>> begin Data listing

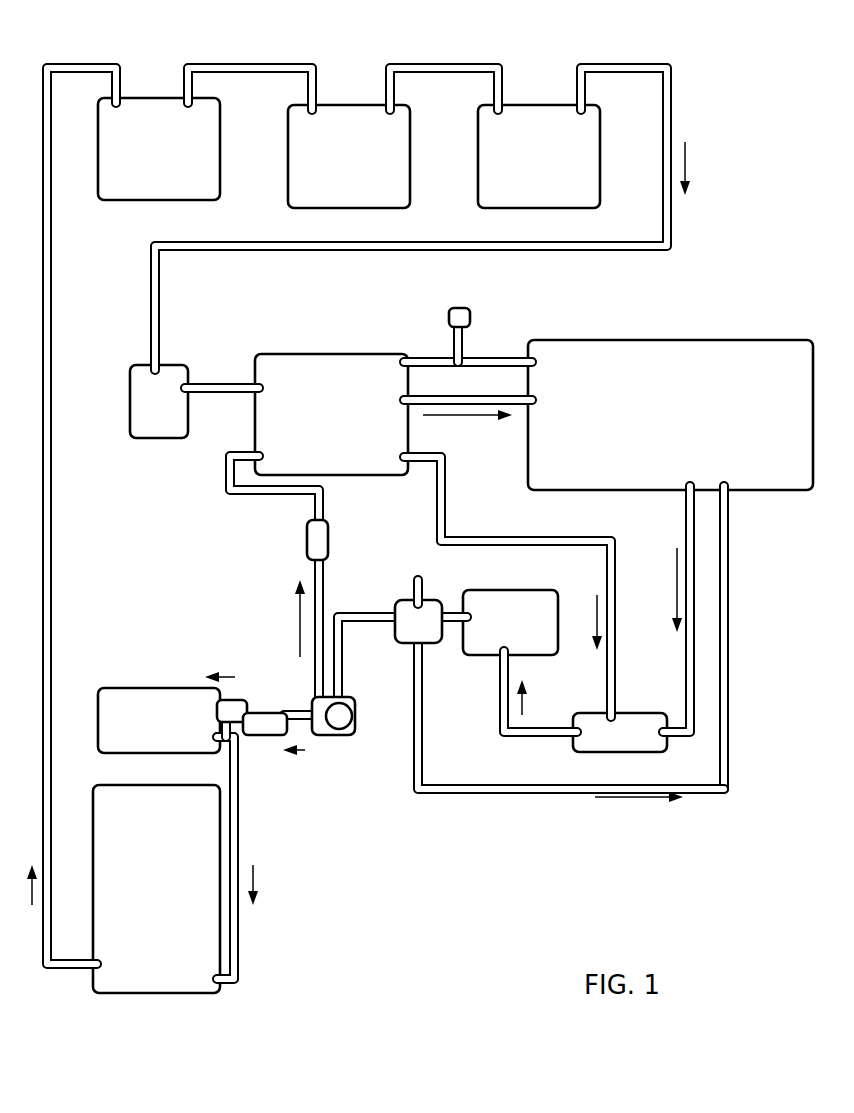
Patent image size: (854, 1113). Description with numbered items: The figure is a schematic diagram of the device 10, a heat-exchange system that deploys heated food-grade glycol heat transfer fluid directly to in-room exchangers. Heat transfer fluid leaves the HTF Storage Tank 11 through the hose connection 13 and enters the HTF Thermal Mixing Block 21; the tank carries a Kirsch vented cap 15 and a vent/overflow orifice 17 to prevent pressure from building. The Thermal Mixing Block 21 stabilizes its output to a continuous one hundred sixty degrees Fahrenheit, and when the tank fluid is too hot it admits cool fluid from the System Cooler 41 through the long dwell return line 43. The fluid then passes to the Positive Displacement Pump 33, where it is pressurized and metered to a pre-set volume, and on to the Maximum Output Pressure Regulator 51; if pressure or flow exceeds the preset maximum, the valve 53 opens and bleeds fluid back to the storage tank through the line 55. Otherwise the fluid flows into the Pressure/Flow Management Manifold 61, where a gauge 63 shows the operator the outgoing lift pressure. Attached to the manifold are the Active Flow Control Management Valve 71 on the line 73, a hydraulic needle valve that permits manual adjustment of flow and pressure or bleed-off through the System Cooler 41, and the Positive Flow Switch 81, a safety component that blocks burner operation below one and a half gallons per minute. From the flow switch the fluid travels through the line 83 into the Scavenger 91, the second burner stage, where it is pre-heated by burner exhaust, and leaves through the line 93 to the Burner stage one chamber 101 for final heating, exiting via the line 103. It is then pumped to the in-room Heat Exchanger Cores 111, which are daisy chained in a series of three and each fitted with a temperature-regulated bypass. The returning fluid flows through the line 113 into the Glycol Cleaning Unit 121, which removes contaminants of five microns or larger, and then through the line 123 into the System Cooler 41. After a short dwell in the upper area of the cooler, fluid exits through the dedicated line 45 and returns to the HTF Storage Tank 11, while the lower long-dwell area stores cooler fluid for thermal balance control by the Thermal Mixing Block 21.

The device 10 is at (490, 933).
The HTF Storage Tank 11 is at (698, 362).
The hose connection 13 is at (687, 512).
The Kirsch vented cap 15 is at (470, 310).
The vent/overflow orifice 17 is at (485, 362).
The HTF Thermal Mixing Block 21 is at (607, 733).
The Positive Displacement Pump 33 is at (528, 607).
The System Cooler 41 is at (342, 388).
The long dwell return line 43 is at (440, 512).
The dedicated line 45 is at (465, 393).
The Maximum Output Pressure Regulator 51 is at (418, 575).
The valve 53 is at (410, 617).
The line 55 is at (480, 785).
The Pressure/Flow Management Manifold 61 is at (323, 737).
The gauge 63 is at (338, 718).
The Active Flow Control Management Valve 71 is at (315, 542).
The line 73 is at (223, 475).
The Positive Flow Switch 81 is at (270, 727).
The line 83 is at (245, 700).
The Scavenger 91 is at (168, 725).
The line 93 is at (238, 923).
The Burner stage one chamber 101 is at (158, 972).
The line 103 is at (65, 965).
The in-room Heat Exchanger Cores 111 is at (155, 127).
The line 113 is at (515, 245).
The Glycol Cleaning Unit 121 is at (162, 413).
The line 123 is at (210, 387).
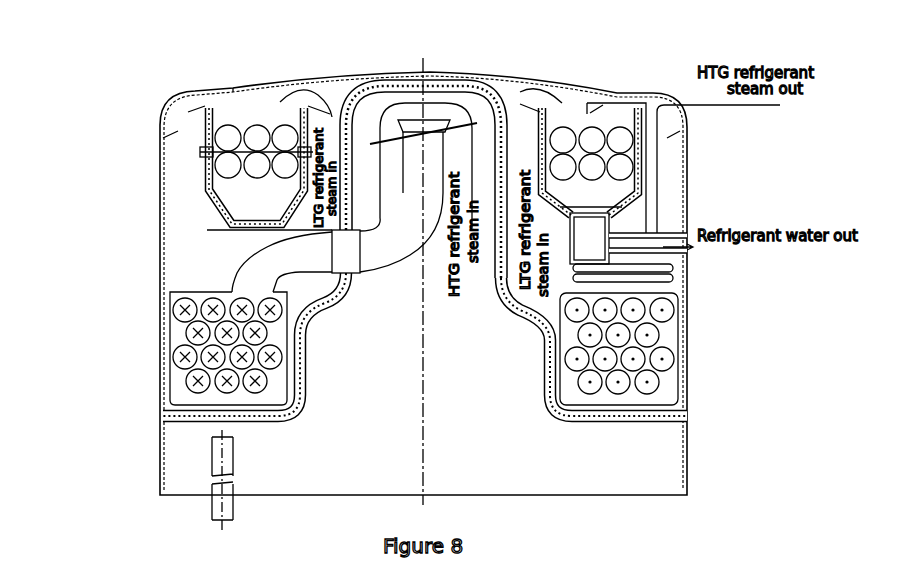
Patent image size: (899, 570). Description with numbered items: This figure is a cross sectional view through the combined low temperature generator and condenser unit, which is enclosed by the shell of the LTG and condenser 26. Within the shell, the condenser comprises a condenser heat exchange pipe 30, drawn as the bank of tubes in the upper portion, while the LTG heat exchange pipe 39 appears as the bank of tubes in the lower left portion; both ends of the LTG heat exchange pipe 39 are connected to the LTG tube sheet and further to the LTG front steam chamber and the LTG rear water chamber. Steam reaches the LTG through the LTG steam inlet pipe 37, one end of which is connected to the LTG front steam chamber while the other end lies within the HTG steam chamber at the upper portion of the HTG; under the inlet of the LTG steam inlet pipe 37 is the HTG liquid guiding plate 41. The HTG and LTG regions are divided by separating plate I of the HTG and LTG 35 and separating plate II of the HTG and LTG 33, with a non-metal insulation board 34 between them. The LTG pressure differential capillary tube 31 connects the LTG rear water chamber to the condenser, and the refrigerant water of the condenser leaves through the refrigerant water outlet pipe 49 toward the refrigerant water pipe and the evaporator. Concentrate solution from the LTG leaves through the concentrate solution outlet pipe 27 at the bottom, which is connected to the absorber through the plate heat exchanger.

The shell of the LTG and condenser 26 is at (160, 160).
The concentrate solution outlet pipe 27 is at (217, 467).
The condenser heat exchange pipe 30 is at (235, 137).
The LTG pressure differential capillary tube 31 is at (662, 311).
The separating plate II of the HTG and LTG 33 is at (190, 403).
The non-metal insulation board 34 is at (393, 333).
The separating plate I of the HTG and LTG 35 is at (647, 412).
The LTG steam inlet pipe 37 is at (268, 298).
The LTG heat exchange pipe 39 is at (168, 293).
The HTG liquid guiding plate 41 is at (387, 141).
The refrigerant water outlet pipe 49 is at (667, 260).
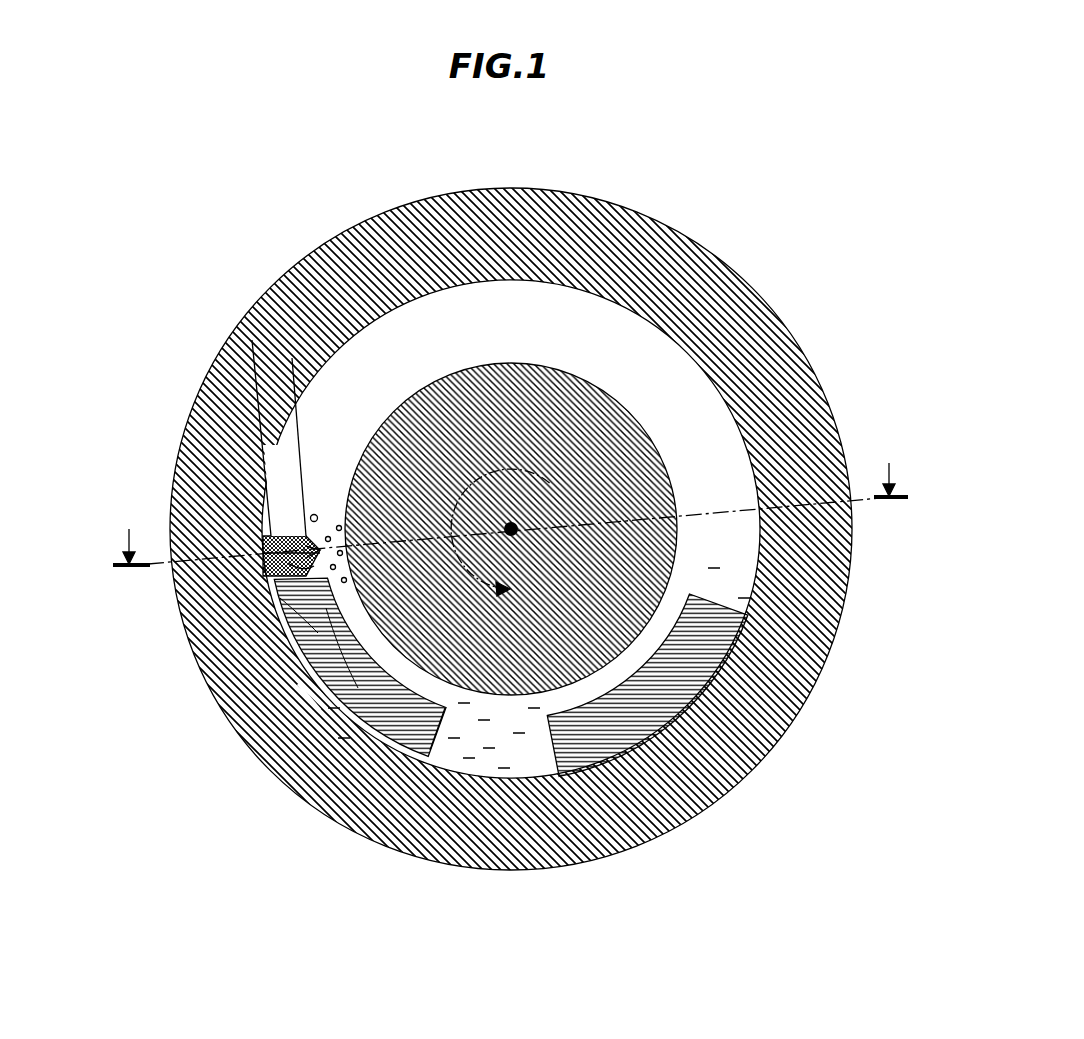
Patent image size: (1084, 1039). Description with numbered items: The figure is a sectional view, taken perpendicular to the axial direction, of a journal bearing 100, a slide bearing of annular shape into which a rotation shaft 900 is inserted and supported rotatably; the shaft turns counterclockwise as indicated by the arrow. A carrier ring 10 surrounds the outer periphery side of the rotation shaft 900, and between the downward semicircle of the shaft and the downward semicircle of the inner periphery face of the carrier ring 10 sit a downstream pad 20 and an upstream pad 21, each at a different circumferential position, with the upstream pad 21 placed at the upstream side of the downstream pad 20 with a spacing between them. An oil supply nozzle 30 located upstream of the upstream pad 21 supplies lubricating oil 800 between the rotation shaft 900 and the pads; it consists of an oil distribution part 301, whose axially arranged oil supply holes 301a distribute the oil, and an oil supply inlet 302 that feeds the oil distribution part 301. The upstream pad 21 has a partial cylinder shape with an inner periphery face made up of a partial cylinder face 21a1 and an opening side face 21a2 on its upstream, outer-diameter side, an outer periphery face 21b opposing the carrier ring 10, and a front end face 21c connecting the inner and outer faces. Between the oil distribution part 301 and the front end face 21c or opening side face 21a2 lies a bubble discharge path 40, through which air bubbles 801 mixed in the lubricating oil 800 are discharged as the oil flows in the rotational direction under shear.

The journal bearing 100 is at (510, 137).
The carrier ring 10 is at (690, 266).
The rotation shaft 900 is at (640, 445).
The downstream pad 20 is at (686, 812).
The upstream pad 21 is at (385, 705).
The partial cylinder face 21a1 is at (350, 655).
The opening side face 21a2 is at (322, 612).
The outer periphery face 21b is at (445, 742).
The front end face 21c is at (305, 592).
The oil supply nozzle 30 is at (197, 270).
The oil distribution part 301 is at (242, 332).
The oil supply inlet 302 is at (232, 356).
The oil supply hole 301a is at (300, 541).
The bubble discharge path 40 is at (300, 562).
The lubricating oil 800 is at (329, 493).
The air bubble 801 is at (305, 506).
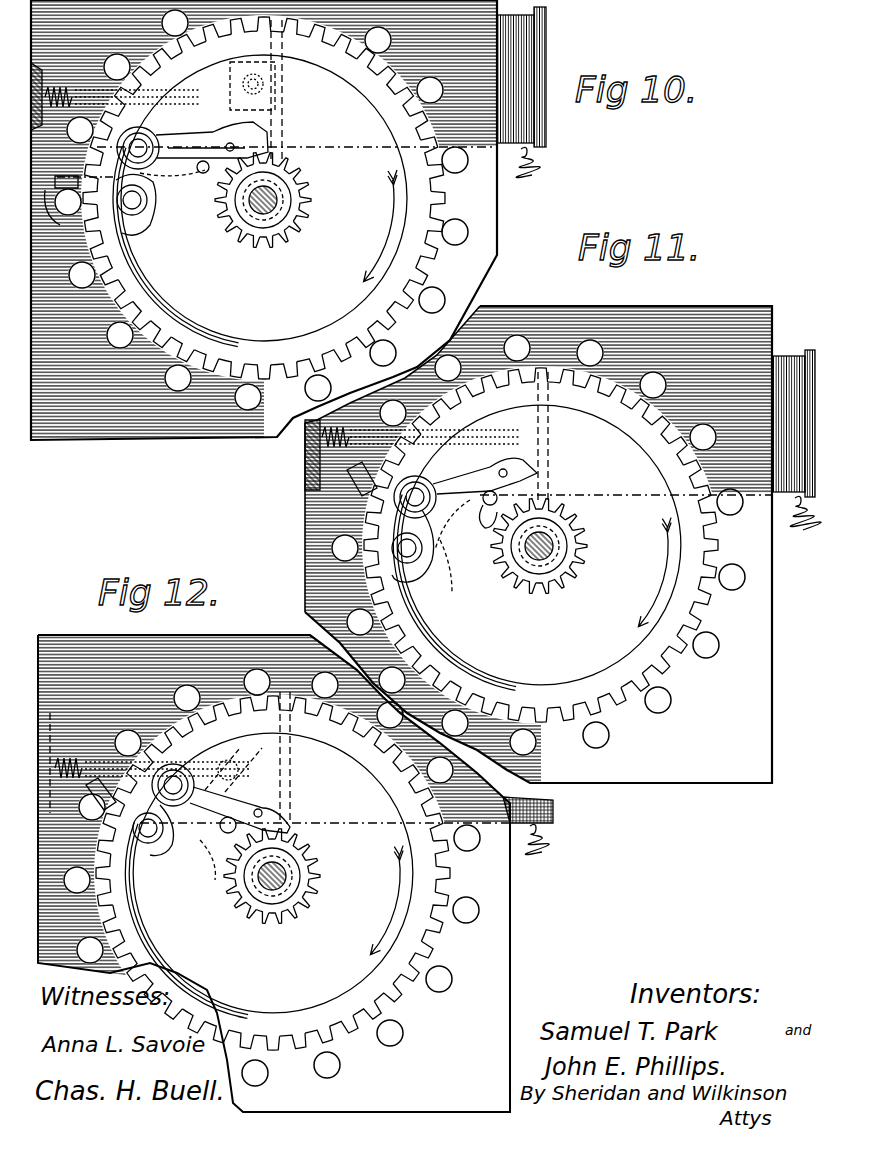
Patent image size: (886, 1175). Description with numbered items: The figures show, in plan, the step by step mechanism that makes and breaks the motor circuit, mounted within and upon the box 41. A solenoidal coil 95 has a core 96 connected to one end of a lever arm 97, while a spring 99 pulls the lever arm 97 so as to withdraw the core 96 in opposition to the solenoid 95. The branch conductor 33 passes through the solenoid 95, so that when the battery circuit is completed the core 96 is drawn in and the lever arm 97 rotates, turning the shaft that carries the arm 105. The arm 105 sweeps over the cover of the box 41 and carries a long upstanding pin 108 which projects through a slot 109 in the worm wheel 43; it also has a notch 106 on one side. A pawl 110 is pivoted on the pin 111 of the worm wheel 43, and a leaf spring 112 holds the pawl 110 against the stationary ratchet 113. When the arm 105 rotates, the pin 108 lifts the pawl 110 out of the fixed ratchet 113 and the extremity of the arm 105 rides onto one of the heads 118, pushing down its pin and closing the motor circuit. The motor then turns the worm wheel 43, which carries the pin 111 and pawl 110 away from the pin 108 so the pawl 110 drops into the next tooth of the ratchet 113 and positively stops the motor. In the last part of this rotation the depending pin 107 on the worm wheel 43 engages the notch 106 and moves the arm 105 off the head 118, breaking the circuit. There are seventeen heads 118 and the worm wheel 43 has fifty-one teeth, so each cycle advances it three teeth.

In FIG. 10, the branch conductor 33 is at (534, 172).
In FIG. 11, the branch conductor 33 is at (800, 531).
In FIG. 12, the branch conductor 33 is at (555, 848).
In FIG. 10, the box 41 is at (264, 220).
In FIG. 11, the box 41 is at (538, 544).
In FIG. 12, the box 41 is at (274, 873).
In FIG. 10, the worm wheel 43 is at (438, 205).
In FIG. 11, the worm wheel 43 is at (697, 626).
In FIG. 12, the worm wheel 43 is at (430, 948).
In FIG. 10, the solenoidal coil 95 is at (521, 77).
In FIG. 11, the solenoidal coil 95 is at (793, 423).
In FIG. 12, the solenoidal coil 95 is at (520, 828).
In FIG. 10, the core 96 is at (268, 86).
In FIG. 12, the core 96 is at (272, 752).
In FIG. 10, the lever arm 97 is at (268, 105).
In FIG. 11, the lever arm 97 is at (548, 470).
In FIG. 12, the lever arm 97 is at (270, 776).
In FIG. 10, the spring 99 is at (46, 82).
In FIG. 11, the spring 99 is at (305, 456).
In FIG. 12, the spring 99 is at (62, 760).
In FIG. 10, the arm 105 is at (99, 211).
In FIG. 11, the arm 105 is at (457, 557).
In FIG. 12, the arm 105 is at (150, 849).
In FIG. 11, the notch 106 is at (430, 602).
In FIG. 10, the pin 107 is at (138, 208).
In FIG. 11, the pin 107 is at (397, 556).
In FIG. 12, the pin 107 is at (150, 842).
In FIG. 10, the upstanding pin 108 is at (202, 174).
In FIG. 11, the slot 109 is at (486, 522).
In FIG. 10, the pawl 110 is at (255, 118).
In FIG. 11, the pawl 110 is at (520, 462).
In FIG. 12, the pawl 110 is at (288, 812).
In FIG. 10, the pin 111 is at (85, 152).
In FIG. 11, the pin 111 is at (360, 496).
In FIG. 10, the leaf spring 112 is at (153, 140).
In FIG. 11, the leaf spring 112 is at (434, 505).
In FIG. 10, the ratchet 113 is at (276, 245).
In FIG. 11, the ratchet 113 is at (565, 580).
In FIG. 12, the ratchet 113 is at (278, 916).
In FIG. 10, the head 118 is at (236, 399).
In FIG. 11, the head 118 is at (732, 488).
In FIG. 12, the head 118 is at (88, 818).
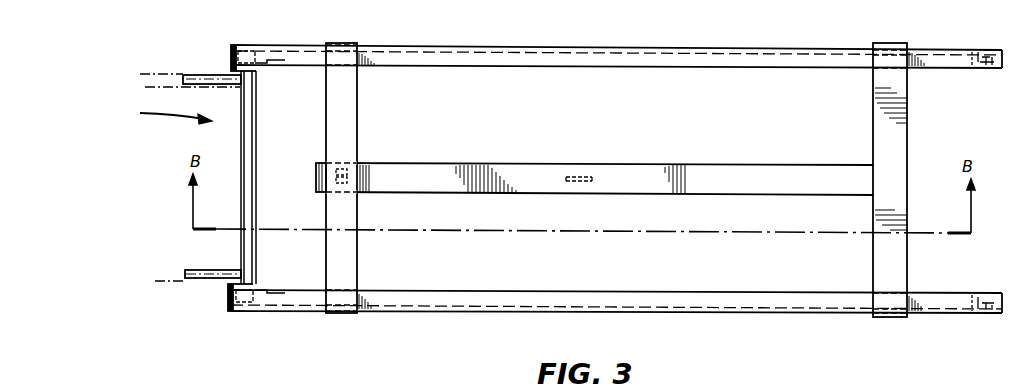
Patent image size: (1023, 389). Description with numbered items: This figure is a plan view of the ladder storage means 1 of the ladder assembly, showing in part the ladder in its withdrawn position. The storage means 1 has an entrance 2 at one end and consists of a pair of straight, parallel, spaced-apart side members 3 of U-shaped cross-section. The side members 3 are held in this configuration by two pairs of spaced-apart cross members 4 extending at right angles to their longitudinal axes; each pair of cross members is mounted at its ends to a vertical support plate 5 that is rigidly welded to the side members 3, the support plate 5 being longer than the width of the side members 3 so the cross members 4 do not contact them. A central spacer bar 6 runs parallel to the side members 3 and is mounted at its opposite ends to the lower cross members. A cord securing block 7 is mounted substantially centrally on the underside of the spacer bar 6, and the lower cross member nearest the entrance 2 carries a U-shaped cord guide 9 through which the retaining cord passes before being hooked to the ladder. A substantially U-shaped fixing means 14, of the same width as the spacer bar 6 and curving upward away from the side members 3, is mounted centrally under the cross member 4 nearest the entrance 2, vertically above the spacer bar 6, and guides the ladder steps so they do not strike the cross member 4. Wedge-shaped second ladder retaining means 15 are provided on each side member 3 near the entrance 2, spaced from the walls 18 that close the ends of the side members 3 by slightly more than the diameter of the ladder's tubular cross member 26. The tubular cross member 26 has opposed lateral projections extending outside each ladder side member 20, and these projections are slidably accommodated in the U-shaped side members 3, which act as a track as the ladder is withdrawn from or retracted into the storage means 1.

>> end Data listing

_Request_:
Arrange the entries from the line containing "Patent image size: (899, 570)." up to and including the line containing "The LTG heat exchange pipe 39 is" as a JSON list of strings, one string per line, with blank lines omitted.

_Output for this task_:
[
  "Patent image size: (899, 570). Description with numbered items: This figure is a cross sectional view through the combined low temperature generator and condenser unit, which is enclosed by the shell of the LTG and condenser 26. Within the shell, the condenser comprises a condenser heat exchange pipe 30, drawn as the bank of tubes in the upper portion, while the LTG heat exchange pipe 39 appears as the bank of tubes in the lower left portion; both ends of the LTG heat exchange pipe 39 are connected to the LTG tube sheet and further to the LTG front steam chamber and the LTG rear water chamber. Steam reaches the LTG through the LTG steam inlet pipe 37, one end of which is connected to the LTG front steam chamber while the other end lies within the HTG steam chamber at the upper portion of the HTG; under the inlet of the LTG steam inlet pipe 37 is the HTG liquid guiding plate 41. The HTG and LTG regions are divided by separating plate I of the HTG and LTG 35 and separating plate II of the HTG and LTG 33, with a non-metal insulation board 34 between them. The LTG pressure differential capillary tube 31 connects the LTG rear water chamber to the condenser, and the refrigerant water of the condenser leaves through the refrigerant water outlet pipe 49 toward the refrigerant water pipe and the evaporator. Concentrate solution from the LTG leaves through the concentrate solution outlet pipe 27 at the bottom, which is connected to the absorber through the plate heat exchanger.",
  "The shell of the LTG and condenser 26 is at (160, 160).",
  "The concentrate solution outlet pipe 27 is at (217, 467).",
  "The condenser heat exchange pipe 30 is at (235, 137).",
  "The LTG pressure differential capillary tube 31 is at (662, 311).",
  "The separating plate II of the HTG and LTG 33 is at (190, 403).",
  "The non-metal insulation board 34 is at (393, 333).",
  "The separating plate I of the HTG and LTG 35 is at (647, 412).",
  "The LTG steam inlet pipe 37 is at (268, 298).",
  "The LTG heat exchange pipe 39 is at (168, 293)."
]